### Written instruction A
Reproduce the part of the NVO3 terminology email starting with "Hmmm, so what" and going on through "as it sounds...".
### Written instruction B
Carry the NVO3 terminology email forward from its final sentence.

### Source extract
start

Hi Thomas:

Hmmm, so what you want is the notion of an attachment point to a particular 
layer, in this case to explicitly identify the overlay as the network attached 
to.... (?, just checking)

>From the tenants POV it cannot tell the difference, it just sees its network, 
>so I'm not sure the distinction is as useful as it sounds...

Cheers
Dave

-----Original Message-----
From: [email protected] [mailto:[email protected]] On Behalf Of Thomas 
Narten
Sent: Wednesday, April 17, 2013 1:12 PM
To: David Allan I
Cc: Black, David; [email protected]; Eric Gray
Subject: Re: [nvo3] NVO3 Terminology changes

David Allan I <[email protected]> writes:

> I have some sympathy with Eric's point but would suggest inverting the 
> relationship to address your concern. The generic class is NIC, which 
> may or may not be virtualizated....the virtual form being associated 
> with VMs, and the generic class being associated with addressed end 
> systems in general.
>  
> I think moving away from NIC to produce some gratuitous new term is 
> not doing us any favors...

end

### Extracted information
start

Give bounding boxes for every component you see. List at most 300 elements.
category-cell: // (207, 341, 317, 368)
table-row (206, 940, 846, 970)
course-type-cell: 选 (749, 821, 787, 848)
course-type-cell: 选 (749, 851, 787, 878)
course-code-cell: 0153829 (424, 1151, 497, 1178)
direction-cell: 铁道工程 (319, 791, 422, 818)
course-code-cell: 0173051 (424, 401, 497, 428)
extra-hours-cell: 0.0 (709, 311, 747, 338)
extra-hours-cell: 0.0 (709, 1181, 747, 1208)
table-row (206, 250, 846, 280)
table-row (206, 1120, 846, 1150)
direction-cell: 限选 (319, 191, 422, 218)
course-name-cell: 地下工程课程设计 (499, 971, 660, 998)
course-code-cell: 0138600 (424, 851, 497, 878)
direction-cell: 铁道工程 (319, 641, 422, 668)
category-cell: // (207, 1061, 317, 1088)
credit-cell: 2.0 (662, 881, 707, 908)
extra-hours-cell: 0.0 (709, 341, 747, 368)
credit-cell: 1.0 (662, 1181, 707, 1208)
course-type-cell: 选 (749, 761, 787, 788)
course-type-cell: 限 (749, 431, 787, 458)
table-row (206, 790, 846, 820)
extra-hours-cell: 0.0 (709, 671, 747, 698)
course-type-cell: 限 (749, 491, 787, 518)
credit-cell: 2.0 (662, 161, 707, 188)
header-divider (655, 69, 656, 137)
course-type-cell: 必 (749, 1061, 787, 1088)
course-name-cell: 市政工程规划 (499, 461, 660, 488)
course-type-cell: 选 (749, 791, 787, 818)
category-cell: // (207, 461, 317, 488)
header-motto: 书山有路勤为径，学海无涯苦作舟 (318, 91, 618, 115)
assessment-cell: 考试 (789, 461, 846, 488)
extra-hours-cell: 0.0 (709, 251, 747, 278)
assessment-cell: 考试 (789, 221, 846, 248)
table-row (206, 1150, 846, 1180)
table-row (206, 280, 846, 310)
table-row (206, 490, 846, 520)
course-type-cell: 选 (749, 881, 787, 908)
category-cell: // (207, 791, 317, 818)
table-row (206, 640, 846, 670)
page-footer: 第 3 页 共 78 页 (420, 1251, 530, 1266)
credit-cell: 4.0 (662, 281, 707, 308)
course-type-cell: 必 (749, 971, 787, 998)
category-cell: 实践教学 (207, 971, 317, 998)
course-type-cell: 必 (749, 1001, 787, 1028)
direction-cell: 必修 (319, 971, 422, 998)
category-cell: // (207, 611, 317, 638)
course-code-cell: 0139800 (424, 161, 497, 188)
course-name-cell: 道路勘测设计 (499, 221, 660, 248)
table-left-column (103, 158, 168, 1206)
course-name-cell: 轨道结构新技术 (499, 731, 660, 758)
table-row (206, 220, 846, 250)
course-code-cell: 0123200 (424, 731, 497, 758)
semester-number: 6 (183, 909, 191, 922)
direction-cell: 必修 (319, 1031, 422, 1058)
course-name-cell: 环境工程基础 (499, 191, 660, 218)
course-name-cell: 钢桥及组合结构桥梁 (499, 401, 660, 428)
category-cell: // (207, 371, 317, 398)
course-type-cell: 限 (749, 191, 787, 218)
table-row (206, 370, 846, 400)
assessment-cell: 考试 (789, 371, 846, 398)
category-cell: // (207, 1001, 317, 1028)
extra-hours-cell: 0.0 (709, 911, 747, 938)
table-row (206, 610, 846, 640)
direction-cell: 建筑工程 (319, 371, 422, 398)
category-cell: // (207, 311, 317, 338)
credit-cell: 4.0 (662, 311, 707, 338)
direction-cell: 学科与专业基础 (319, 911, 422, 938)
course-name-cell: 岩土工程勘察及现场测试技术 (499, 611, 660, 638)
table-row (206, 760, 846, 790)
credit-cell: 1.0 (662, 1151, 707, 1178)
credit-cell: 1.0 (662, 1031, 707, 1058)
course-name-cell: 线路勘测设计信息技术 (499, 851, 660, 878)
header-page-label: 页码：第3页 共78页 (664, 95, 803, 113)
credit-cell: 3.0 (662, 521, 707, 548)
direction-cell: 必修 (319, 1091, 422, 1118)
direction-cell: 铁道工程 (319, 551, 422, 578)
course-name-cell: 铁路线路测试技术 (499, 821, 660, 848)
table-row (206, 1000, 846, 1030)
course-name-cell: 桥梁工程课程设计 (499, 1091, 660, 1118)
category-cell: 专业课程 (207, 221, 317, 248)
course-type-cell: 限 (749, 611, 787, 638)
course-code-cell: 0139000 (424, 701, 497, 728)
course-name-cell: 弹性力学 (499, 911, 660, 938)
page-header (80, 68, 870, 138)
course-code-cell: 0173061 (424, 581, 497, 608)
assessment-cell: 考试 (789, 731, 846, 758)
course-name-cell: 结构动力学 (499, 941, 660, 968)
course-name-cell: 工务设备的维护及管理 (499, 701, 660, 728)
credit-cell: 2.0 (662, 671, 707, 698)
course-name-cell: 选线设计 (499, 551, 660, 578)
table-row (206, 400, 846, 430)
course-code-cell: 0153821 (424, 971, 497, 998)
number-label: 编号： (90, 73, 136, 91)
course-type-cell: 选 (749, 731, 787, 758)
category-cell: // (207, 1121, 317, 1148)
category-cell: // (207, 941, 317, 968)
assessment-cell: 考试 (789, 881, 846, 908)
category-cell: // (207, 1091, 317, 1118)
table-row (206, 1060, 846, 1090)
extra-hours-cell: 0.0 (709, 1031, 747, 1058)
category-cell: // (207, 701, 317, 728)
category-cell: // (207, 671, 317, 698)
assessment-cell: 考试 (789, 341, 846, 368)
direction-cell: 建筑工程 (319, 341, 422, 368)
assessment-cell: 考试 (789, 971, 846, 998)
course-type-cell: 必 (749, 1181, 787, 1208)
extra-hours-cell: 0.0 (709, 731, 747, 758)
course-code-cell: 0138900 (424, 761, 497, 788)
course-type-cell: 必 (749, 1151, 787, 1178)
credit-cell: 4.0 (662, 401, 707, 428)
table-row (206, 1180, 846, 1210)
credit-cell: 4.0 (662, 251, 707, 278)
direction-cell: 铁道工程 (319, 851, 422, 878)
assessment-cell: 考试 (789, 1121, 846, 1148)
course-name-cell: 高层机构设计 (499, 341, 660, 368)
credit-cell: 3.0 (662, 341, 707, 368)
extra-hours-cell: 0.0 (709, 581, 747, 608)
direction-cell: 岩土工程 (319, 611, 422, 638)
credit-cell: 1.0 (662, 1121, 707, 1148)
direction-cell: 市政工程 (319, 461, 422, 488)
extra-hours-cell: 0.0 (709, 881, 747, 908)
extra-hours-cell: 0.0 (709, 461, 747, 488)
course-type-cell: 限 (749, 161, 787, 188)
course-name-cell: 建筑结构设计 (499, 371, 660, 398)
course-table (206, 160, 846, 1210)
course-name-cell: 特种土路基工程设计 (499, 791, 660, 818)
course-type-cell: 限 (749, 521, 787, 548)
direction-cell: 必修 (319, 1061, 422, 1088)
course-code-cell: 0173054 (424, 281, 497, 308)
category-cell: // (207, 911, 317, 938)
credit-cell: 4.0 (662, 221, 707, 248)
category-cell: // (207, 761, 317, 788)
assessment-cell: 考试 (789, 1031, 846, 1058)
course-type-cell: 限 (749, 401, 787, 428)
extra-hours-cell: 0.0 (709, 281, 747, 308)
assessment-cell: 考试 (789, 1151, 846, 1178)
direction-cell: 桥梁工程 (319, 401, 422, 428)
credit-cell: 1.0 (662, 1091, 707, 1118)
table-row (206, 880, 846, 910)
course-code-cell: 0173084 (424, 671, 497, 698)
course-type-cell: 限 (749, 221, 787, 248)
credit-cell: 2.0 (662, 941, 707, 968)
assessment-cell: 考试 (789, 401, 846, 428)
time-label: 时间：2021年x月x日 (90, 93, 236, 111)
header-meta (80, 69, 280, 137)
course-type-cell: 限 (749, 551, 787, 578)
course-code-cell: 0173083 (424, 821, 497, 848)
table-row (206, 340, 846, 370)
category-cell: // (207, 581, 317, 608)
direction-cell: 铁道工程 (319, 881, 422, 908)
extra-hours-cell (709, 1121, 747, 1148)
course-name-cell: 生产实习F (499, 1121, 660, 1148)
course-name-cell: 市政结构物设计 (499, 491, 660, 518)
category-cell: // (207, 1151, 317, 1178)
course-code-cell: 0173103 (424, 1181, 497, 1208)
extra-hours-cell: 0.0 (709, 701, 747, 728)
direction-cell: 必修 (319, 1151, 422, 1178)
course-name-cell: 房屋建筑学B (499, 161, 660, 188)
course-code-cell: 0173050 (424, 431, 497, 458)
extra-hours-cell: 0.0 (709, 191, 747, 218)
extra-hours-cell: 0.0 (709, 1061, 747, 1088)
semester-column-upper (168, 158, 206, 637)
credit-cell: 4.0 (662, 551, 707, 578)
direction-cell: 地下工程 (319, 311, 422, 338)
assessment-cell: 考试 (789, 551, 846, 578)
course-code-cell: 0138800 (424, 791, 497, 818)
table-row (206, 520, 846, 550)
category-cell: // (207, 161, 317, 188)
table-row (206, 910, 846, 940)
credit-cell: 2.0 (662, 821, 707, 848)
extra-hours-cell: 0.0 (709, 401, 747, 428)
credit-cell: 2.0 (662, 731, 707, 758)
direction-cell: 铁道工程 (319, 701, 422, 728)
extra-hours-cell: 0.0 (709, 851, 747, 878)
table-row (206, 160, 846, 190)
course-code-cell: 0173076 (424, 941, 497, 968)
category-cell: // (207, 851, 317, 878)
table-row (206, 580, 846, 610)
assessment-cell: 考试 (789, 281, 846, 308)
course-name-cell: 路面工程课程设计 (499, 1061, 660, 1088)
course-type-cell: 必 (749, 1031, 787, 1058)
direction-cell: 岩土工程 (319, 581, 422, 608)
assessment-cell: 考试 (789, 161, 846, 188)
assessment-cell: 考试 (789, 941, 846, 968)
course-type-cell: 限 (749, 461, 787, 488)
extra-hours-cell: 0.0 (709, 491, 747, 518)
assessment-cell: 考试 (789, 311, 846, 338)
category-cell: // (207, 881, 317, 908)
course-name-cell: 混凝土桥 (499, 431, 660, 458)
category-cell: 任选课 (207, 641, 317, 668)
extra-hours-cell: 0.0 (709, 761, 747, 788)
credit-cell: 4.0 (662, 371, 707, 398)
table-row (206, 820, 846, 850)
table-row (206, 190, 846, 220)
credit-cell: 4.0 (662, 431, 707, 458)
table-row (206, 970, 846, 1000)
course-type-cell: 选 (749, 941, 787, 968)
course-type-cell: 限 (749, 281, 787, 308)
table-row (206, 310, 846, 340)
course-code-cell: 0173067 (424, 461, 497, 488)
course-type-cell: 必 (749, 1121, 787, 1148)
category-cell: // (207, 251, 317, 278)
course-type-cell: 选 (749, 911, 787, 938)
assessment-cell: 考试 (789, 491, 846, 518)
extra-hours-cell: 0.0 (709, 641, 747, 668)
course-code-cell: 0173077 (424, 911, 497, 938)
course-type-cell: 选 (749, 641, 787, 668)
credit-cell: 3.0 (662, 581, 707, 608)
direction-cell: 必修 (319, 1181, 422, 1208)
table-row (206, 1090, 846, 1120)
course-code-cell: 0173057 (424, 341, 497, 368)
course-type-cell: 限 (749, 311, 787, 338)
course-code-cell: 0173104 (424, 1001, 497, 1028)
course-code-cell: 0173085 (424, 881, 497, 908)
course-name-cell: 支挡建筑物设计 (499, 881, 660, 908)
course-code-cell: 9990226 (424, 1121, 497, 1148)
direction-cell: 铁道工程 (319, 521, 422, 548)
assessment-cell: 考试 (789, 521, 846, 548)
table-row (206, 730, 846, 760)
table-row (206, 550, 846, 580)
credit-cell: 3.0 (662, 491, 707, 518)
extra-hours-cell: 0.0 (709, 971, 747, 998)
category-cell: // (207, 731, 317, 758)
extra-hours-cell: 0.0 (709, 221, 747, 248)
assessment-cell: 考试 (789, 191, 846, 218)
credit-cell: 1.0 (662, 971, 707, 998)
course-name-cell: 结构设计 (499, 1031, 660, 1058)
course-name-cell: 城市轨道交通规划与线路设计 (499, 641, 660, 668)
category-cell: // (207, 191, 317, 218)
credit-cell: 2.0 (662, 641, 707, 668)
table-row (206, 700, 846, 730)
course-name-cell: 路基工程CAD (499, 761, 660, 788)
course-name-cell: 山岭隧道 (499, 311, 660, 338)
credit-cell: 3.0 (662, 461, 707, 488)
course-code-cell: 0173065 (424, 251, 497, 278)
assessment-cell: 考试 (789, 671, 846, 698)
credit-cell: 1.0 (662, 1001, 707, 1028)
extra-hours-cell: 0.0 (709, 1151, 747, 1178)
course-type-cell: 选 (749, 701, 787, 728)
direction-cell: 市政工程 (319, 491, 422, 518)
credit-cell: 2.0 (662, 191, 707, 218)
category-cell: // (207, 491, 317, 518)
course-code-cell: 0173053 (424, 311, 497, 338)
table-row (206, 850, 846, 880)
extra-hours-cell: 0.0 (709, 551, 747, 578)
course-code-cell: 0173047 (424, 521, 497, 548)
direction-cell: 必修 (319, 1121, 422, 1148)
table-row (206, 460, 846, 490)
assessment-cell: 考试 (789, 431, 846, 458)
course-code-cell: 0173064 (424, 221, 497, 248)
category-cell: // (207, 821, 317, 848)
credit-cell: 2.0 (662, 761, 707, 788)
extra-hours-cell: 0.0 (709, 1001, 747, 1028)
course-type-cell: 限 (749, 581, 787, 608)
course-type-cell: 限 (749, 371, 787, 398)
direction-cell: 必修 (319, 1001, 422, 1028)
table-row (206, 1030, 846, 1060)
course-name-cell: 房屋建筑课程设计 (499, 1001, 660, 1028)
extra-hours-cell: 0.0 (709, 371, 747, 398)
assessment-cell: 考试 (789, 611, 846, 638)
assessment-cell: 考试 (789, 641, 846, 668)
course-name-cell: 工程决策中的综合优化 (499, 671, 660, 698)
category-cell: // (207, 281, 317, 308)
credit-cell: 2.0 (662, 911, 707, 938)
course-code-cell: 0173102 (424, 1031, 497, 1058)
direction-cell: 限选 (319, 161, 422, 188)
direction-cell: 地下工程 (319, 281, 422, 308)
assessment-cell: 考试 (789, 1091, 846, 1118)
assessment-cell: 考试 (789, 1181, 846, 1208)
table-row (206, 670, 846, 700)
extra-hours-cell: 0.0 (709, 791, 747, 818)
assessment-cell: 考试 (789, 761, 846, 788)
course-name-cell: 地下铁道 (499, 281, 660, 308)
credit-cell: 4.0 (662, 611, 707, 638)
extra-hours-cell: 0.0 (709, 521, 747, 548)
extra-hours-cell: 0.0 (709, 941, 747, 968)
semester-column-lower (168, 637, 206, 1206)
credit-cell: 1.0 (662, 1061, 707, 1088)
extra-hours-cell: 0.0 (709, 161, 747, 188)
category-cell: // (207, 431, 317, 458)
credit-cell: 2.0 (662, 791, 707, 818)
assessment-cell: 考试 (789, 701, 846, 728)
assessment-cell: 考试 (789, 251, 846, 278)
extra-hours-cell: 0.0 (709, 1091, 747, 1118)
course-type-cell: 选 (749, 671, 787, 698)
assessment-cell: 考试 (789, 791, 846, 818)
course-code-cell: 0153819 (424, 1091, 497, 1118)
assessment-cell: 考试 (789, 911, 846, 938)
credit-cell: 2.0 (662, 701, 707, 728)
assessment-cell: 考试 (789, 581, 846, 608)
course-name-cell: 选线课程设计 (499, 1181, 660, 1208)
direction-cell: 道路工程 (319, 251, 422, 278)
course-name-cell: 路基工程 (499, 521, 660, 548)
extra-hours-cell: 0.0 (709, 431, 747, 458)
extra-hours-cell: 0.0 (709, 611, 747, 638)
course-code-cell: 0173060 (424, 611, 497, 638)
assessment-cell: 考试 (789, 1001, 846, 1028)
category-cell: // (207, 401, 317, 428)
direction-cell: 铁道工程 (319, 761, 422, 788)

end

### Answer A
Hmmm, so what you want is the notion of an attachment point to a particular 
layer, in this case to explicitly identify the overlay as the network attached 
to.... (?, just checking)

>From the tenants POV it cannot tell the difference, it just sees its network, 
>so I'm not sure the distinction is as useful as it sounds...

### Answer B
I think a TSI is roughly equivalent to a NIC, but from the perspective of a 
Tenant System. I view it as the entity that the Tenant System sees. To the 
tenant, it looks like a NIC, and is how the Tenant System interacts with the 
(virtual) network.

Using some other term than NIC or vNIC is (IMO) useful because this is a Tenant 
System entity, whereas a NIC/vNIC applies when network virtualization is not in 
use. It is good to have a term that distinguishes those cases.

Maybe a "Tenant NIC" (or TNIC) would make a better name than TSI. (Not sure 
it's a better term, but worth thinking about, especially if this really is 
essentially a "NIC".)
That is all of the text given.